++++ Records supplied ++++
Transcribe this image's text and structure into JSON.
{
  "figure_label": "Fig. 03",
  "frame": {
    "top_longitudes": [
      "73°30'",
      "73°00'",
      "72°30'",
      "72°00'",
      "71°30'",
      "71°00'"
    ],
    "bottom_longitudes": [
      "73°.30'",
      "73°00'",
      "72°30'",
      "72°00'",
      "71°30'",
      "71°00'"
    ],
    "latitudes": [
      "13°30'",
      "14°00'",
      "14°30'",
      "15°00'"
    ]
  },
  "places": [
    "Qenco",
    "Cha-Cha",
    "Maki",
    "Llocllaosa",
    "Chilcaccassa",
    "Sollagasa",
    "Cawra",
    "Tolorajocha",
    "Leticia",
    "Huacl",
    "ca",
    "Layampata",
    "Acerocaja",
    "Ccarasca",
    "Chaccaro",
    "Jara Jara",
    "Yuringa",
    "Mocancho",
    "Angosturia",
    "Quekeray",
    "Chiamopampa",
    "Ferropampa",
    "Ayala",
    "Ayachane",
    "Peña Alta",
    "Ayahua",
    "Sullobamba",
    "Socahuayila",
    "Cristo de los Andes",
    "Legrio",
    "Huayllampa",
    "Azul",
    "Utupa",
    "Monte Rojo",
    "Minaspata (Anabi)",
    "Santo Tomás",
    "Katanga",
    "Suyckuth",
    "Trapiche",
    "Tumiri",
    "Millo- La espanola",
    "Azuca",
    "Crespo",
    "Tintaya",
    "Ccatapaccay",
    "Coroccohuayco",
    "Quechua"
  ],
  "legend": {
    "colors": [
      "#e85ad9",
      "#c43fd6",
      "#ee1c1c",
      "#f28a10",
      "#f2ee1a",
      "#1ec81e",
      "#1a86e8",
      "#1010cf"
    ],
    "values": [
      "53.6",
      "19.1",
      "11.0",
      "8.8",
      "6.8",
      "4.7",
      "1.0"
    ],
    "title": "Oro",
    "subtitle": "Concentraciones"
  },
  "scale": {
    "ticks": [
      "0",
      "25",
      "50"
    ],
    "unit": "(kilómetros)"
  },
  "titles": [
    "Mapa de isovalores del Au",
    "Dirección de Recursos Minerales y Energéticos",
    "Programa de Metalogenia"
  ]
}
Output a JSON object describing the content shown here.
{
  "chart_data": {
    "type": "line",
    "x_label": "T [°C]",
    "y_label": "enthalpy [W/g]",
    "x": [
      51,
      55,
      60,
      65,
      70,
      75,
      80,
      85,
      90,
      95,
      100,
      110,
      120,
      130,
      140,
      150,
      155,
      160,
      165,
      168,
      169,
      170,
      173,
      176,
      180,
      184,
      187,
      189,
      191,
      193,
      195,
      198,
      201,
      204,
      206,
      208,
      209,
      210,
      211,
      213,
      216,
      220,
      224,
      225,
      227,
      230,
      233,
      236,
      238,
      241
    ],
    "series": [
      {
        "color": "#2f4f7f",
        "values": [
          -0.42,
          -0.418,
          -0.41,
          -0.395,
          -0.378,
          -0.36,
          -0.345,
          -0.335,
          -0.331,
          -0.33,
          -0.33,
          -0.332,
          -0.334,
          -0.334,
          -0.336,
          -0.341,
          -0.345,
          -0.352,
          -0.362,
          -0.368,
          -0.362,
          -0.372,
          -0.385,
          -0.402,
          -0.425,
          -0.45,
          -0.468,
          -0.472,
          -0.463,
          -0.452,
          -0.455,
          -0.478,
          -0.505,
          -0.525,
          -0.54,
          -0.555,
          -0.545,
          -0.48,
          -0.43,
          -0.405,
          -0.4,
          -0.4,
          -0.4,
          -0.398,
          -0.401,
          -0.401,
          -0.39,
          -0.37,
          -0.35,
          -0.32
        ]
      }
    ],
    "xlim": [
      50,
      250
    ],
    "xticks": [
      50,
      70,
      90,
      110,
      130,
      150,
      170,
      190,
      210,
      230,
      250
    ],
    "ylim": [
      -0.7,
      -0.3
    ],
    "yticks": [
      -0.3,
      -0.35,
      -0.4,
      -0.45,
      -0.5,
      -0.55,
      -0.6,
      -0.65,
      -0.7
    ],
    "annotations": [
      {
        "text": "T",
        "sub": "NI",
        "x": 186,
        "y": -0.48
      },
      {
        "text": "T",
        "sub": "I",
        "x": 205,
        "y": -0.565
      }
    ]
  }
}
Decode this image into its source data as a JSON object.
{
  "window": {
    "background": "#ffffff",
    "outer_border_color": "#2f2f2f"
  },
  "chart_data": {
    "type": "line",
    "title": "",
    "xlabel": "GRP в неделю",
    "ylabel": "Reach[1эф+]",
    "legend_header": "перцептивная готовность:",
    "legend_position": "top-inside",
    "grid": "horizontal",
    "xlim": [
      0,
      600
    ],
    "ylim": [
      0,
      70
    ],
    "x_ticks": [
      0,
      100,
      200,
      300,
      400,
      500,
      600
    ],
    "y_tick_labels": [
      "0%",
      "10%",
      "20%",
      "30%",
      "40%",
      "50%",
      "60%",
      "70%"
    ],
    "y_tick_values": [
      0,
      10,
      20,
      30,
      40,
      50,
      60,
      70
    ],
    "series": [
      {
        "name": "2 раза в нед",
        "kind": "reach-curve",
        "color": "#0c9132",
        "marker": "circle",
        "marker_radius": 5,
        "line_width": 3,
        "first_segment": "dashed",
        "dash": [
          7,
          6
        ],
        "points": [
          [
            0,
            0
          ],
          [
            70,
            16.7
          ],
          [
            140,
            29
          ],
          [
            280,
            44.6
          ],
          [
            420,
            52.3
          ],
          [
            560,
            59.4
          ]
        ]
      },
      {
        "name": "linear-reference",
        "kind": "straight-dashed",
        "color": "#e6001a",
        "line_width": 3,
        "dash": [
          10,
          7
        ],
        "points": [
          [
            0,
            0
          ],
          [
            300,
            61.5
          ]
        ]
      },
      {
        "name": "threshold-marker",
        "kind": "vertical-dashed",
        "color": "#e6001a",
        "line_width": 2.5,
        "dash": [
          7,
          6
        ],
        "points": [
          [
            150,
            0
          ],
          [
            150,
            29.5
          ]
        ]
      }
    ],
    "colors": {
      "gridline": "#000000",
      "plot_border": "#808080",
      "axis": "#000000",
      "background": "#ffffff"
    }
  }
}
++++
◆ The problem
Would you copy out each line exactly as written?

◆ Solution for this exercise
Transcribe this image's text and structure into JSON.
{
  "figure_label": "Fig. 03",
  "frame": {
    "top_longitudes": [
      "73°30'",
      "73°00'",
      "72°30'",
      "72°00'",
      "71°30'",
      "71°00'"
    ],
    "bottom_longitudes": [
      "73°.30'",
      "73°00'",
      "72°30'",
      "72°00'",
      "71°30'",
      "71°00'"
    ],
    "latitudes": [
      "13°30'",
      "14°00'",
      "14°30'",
      "15°00'"
    ]
  },
  "places": [
    "Qenco",
    "Cha-Cha",
    "Maki",
    "Llocllaosa",
    "Chilcaccassa",
    "Sollagasa",
    "Cawra",
    "Tolorajocha",
    "Leticia",
    "Huacl",
    "ca",
    "Layampata",
    "Acerocaja",
    "Ccarasca",
    "Chaccaro",
    "Jara Jara",
    "Yuringa",
    "Mocancho",
    "Angosturia",
    "Quekeray",
    "Chiamopampa",
    "Ferropampa",
    "Ayala",
    "Ayachane",
    "Peña Alta",
    "Ayahua",
    "Sullobamba",
    "Socahuayila",
    "Cristo de los Andes",
    "Legrio",
    "Huayllampa",
    "Azul",
    "Utupa",
    "Monte Rojo",
    "Minaspata (Anabi)",
    "Santo Tomás",
    "Katanga",
    "Suyckuth",
    "Trapiche",
    "Tumiri",
    "Millo- La espanola",
    "Azuca",
    "Crespo",
    "Tintaya",
    "Ccatapaccay",
    "Coroccohuayco",
    "Quechua"
  ],
  "legend": {
    "colors": [
      "#e85ad9",
      "#c43fd6",
      "#ee1c1c",
      "#f28a10",
      "#f2ee1a",
      "#1ec81e",
      "#1a86e8",
      "#1010cf"
    ],
    "values": [
      "53.6",
      "19.1",
      "11.0",
      "8.8",
      "6.8",
      "4.7",
      "1.0"
    ],
    "title": "Oro",
    "subtitle": "Concentraciones"
  },
  "scale": {
    "ticks": [
      "0",
      "25",
      "50"
    ],
    "unit": "(kilómetros)"
  },
  "titles": [
    "Mapa de isovalores del Au",
    "Dirección de Recursos Minerales y Energéticos",
    "Programa de Metalogenia"
  ]
}
Output a JSON object describing the content shown here.
{
  "chart_data": {
    "type": "line",
    "x_label": "T [°C]",
    "y_label": "enthalpy [W/g]",
    "x": [
      51,
      55,
      60,
      65,
      70,
      75,
      80,
      85,
      90,
      95,
      100,
      110,
      120,
      130,
      140,
      150,
      155,
      160,
      165,
      168,
      169,
      170,
      173,
      176,
      180,
      184,
      187,
      189,
      191,
      193,
      195,
      198,
      201,
      204,
      206,
      208,
      209,
      210,
      211,
      213,
      216,
      220,
      224,
      225,
      227,
      230,
      233,
      236,
      238,
      241
    ],
    "series": [
      {
        "color": "#2f4f7f",
        "values": [
          -0.42,
          -0.418,
          -0.41,
          -0.395,
          -0.378,
          -0.36,
          -0.345,
          -0.335,
          -0.331,
          -0.33,
          -0.33,
          -0.332,
          -0.334,
          -0.334,
          -0.336,
          -0.341,
          -0.345,
          -0.352,
          -0.362,
          -0.368,
          -0.362,
          -0.372,
          -0.385,
          -0.402,
          -0.425,
          -0.45,
          -0.468,
          -0.472,
          -0.463,
          -0.452,
          -0.455,
          -0.478,
          -0.505,
          -0.525,
          -0.54,
          -0.555,
          -0.545,
          -0.48,
          -0.43,
          -0.405,
          -0.4,
          -0.4,
          -0.4,
          -0.398,
          -0.401,
          -0.401,
          -0.39,
          -0.37,
          -0.35,
          -0.32
        ]
      }
    ],
    "xlim": [
      50,
      250
    ],
    "xticks": [
      50,
      70,
      90,
      110,
      130,
      150,
      170,
      190,
      210,
      230,
      250
    ],
    "ylim": [
      -0.7,
      -0.3
    ],
    "yticks": [
      -0.3,
      -0.35,
      -0.4,
      -0.45,
      -0.5,
      -0.55,
      -0.6,
      -0.65,
      -0.7
    ],
    "annotations": [
      {
        "text": "T",
        "sub": "NI",
        "x": 186,
        "y": -0.48
      },
      {
        "text": "T",
        "sub": "I",
        "x": 205,
        "y": -0.565
      }
    ]
  }
}
Decode this image into its source data as a JSON object.
{
  "window": {
    "background": "#ffffff",
    "outer_border_color": "#2f2f2f"
  },
  "chart_data": {
    "type": "line",
    "title": "",
    "xlabel": "GRP в неделю",
    "ylabel": "Reach[1эф+]",
    "legend_header": "перцептивная готовность:",
    "legend_position": "top-inside",
    "grid": "horizontal",
    "xlim": [
      0,
      600
    ],
    "ylim": [
      0,
      70
    ],
    "x_ticks": [
      0,
      100,
      200,
      300,
      400,
      500,
      600
    ],
    "y_tick_labels": [
      "0%",
      "10%",
      "20%",
      "30%",
      "40%",
      "50%",
      "60%",
      "70%"
    ],
    "y_tick_values": [
      0,
      10,
      20,
      30,
      40,
      50,
      60,
      70
    ],
    "series": [
      {
        "name": "2 раза в нед",
        "kind": "reach-curve",
        "color": "#0c9132",
        "marker": "circle",
        "marker_radius": 5,
        "line_width": 3,
        "first_segment": "dashed",
        "dash": [
          7,
          6
        ],
        "points": [
          [
            0,
            0
          ],
          [
            70,
            16.7
          ],
          [
            140,
            29
          ],
          [
            280,
            44.6
          ],
          [
            420,
            52.3
          ],
          [
            560,
            59.4
          ]
        ]
      },
      {
        "name": "linear-reference",
        "kind": "straight-dashed",
        "color": "#e6001a",
        "line_width": 3,
        "dash": [
          10,
          7
        ],
        "points": [
          [
            0,
            0
          ],
          [
            300,
            61.5
          ]
        ]
      },
      {
        "name": "threshold-marker",
        "kind": "vertical-dashed",
        "color": "#e6001a",
        "line_width": 2.5,
        "dash": [
          7,
          6
        ],
        "points": [
          [
            150,
            0
          ],
          [
            150,
            29.5
          ]
        ]
      }
    ],
    "colors": {
      "gridline": "#000000",
      "plot_border": "#808080",
      "axis": "#000000",
      "background": "#ffffff"
    }
  }
}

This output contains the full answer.